__Stated goal__: Pictures aside, write out every record exactly as it appears.

__Provided data__:
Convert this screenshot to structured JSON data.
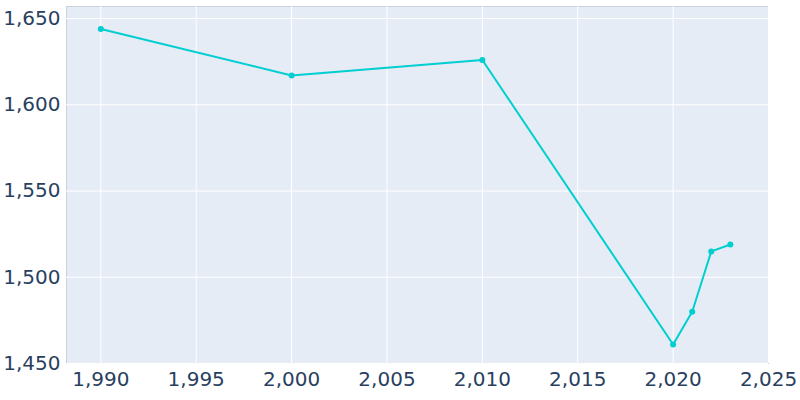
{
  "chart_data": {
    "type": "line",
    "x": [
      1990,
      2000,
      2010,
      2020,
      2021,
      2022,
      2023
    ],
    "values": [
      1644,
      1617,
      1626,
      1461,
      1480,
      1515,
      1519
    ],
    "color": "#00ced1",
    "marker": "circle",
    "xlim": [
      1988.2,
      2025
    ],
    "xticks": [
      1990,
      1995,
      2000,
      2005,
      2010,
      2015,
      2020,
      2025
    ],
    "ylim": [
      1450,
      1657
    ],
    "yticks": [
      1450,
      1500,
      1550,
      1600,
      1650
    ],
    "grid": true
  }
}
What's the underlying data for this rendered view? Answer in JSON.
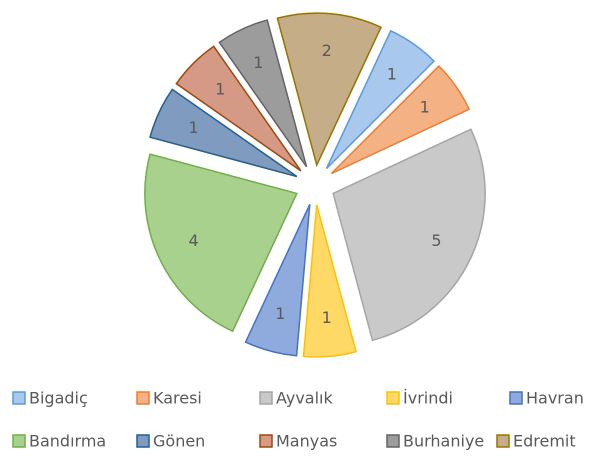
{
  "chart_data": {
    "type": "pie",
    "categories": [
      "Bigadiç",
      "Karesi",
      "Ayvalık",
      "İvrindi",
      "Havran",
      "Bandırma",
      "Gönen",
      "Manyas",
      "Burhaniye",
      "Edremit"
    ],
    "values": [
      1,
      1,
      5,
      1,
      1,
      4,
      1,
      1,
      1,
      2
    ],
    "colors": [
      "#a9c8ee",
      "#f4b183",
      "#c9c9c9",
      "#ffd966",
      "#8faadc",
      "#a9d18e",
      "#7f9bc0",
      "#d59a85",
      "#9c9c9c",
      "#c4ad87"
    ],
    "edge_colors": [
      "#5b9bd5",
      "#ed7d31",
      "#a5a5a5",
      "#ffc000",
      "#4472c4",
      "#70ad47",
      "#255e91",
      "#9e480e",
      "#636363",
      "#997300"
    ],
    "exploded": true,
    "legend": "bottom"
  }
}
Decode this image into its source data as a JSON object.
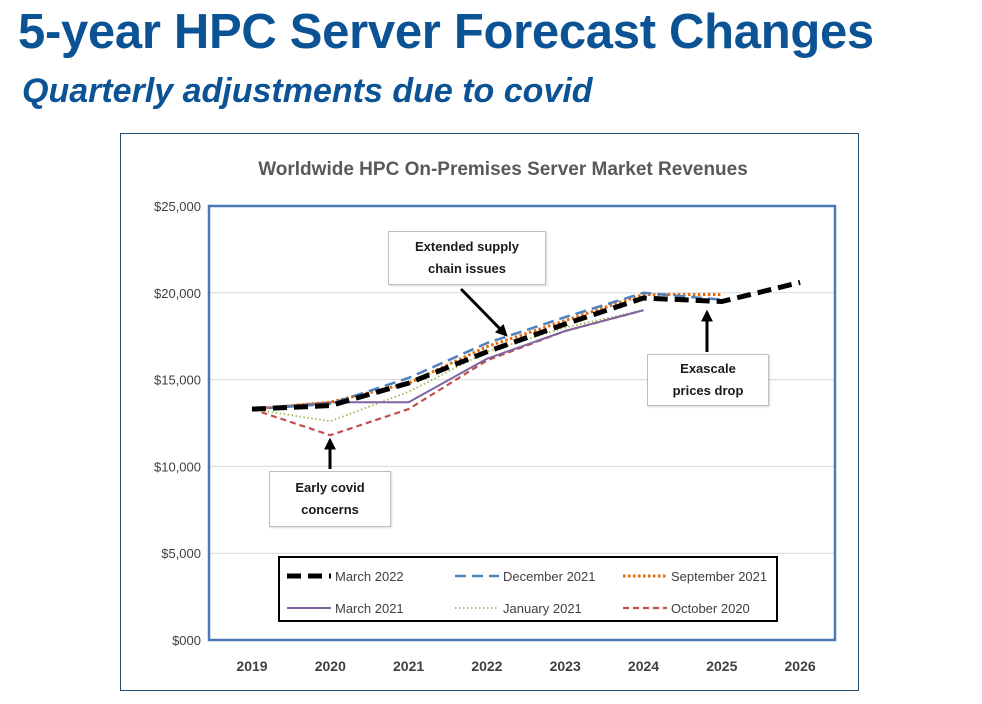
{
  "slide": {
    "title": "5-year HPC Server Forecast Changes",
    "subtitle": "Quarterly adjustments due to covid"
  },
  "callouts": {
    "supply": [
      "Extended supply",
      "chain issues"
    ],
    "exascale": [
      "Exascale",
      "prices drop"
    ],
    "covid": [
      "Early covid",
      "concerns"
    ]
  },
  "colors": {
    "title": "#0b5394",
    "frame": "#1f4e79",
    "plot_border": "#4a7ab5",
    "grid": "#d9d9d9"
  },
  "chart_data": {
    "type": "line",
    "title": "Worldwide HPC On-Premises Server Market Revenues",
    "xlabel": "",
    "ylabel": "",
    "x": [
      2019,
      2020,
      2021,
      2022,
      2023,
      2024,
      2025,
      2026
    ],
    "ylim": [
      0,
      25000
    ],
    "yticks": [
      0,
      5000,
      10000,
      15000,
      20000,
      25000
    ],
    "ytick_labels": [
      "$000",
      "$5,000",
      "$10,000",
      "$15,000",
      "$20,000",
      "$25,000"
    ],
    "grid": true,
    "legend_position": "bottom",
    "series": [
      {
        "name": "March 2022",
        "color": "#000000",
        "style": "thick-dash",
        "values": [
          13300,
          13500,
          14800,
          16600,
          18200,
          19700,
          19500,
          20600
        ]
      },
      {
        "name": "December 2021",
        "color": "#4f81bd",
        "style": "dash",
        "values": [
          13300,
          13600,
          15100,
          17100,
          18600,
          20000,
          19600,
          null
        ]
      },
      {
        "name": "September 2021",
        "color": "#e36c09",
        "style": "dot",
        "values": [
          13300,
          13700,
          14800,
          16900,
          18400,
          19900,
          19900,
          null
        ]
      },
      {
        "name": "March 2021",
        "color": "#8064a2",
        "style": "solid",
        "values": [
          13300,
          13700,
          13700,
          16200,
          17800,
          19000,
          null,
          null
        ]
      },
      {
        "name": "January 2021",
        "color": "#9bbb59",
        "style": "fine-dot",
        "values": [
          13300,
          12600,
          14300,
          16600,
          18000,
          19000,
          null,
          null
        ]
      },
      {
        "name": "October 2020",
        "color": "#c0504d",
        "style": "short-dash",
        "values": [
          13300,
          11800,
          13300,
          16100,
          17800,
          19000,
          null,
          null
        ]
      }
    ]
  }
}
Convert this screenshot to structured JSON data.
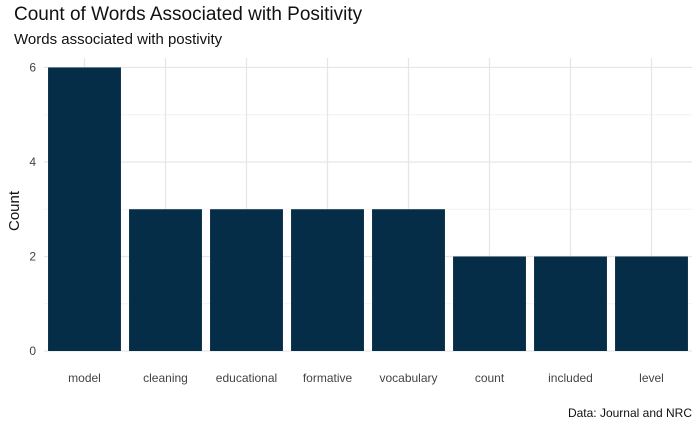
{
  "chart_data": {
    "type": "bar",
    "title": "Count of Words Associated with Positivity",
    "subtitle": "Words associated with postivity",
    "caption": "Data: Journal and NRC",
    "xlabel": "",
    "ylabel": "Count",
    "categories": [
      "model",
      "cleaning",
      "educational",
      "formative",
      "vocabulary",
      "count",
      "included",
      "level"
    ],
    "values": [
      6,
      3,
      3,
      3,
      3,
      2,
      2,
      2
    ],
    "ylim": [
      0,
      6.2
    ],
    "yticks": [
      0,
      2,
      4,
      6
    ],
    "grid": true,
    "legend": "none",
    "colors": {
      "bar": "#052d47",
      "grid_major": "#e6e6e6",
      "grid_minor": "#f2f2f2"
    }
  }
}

__Full answer__:
Convert this screenshot to structured JSON data.
{
  "chart_data": {
    "type": "line",
    "x": [
      1990,
      2000,
      2010,
      2020,
      2021,
      2022,
      2023
    ],
    "values": [
      1644,
      1617,
      1626,
      1461,
      1480,
      1515,
      1519
    ],
    "color": "#00ced1",
    "marker": "circle",
    "xlim": [
      1988.2,
      2025
    ],
    "xticks": [
      1990,
      1995,
      2000,
      2005,
      2010,
      2015,
      2020,
      2025
    ],
    "ylim": [
      1450,
      1657
    ],
    "yticks": [
      1450,
      1500,
      1550,
      1600,
      1650
    ],
    "grid": true
  }
}
What's the underlying data for this rendered view? Answer in JSON.
{
  "chart_data": {
    "type": "pie",
    "categories": [
      "Bigadiç",
      "Karesi",
      "Ayvalık",
      "İvrindi",
      "Havran",
      "Bandırma",
      "Gönen",
      "Manyas",
      "Burhaniye",
      "Edremit"
    ],
    "values": [
      1,
      1,
      5,
      1,
      1,
      4,
      1,
      1,
      1,
      2
    ],
    "colors": [
      "#a9c8ee",
      "#f4b183",
      "#c9c9c9",
      "#ffd966",
      "#8faadc",
      "#a9d18e",
      "#7f9bc0",
      "#d59a85",
      "#9c9c9c",
      "#c4ad87"
    ],
    "edge_colors": [
      "#5b9bd5",
      "#ed7d31",
      "#a5a5a5",
      "#ffc000",
      "#4472c4",
      "#70ad47",
      "#255e91",
      "#9e480e",
      "#636363",
      "#997300"
    ],
    "exploded": true,
    "legend": "bottom"
  }
}
Decode this image into its source data as a JSON object.
{
  "slide": {
    "title": "5-year HPC Server Forecast Changes",
    "subtitle": "Quarterly adjustments due to covid"
  },
  "callouts": {
    "supply": [
      "Extended supply",
      "chain issues"
    ],
    "exascale": [
      "Exascale",
      "prices drop"
    ],
    "covid": [
      "Early covid",
      "concerns"
    ]
  },
  "colors": {
    "title": "#0b5394",
    "frame": "#1f4e79",
    "plot_border": "#4a7ab5",
    "grid": "#d9d9d9"
  },
  "chart_data": {
    "type": "line",
    "title": "Worldwide HPC On-Premises Server Market Revenues",
    "xlabel": "",
    "ylabel": "",
    "x": [
      2019,
      2020,
      2021,
      2022,
      2023,
      2024,
      2025,
      2026
    ],
    "ylim": [
      0,
      25000
    ],
    "yticks": [
      0,
      5000,
      10000,
      15000,
      20000,
      25000
    ],
    "ytick_labels": [
      "$000",
      "$5,000",
      "$10,000",
      "$15,000",
      "$20,000",
      "$25,000"
    ],
    "grid": true,
    "legend_position": "bottom",
    "series": [
      {
        "name": "March 2022",
        "color": "#000000",
        "style": "thick-dash",
        "values": [
          13300,
          13500,
          14800,
          16600,
          18200,
          19700,
          19500,
          20600
        ]
      },
      {
        "name": "December 2021",
        "color": "#4f81bd",
        "style": "dash",
        "values": [
          13300,
          13600,
          15100,
          17100,
          18600,
          20000,
          19600,
          null
        ]
      },
      {
        "name": "September 2021",
        "color": "#e36c09",
        "style": "dot",
        "values": [
          13300,
          13700,
          14800,
          16900,
          18400,
          19900,
          19900,
          null
        ]
      },
      {
        "name": "March 2021",
        "color": "#8064a2",
        "style": "solid",
        "values": [
          13300,
          13700,
          13700,
          16200,
          17800,
          19000,
          null,
          null
        ]
      },
      {
        "name": "January 2021",
        "color": "#9bbb59",
        "style": "fine-dot",
        "values": [
          13300,
          12600,
          14300,
          16600,
          18000,
          19000,
          null,
          null
        ]
      },
      {
        "name": "October 2020",
        "color": "#c0504d",
        "style": "short-dash",
        "values": [
          13300,
          11800,
          13300,
          16100,
          17800,
          19000,
          null,
          null
        ]
      }
    ]
  }
}
Convert this screenshot to structured JSON data.
{
  "chart_data": {
    "type": "bar",
    "title": "Count of Words Associated with Positivity",
    "subtitle": "Words associated with postivity",
    "caption": "Data: Journal and NRC",
    "xlabel": "",
    "ylabel": "Count",
    "categories": [
      "model",
      "cleaning",
      "educational",
      "formative",
      "vocabulary",
      "count",
      "included",
      "level"
    ],
    "values": [
      6,
      3,
      3,
      3,
      3,
      2,
      2,
      2
    ],
    "ylim": [
      0,
      6.2
    ],
    "yticks": [
      0,
      2,
      4,
      6
    ],
    "grid": true,
    "legend": "none",
    "colors": {
      "bar": "#052d47",
      "grid_major": "#e6e6e6",
      "grid_minor": "#f2f2f2"
    }
  }
}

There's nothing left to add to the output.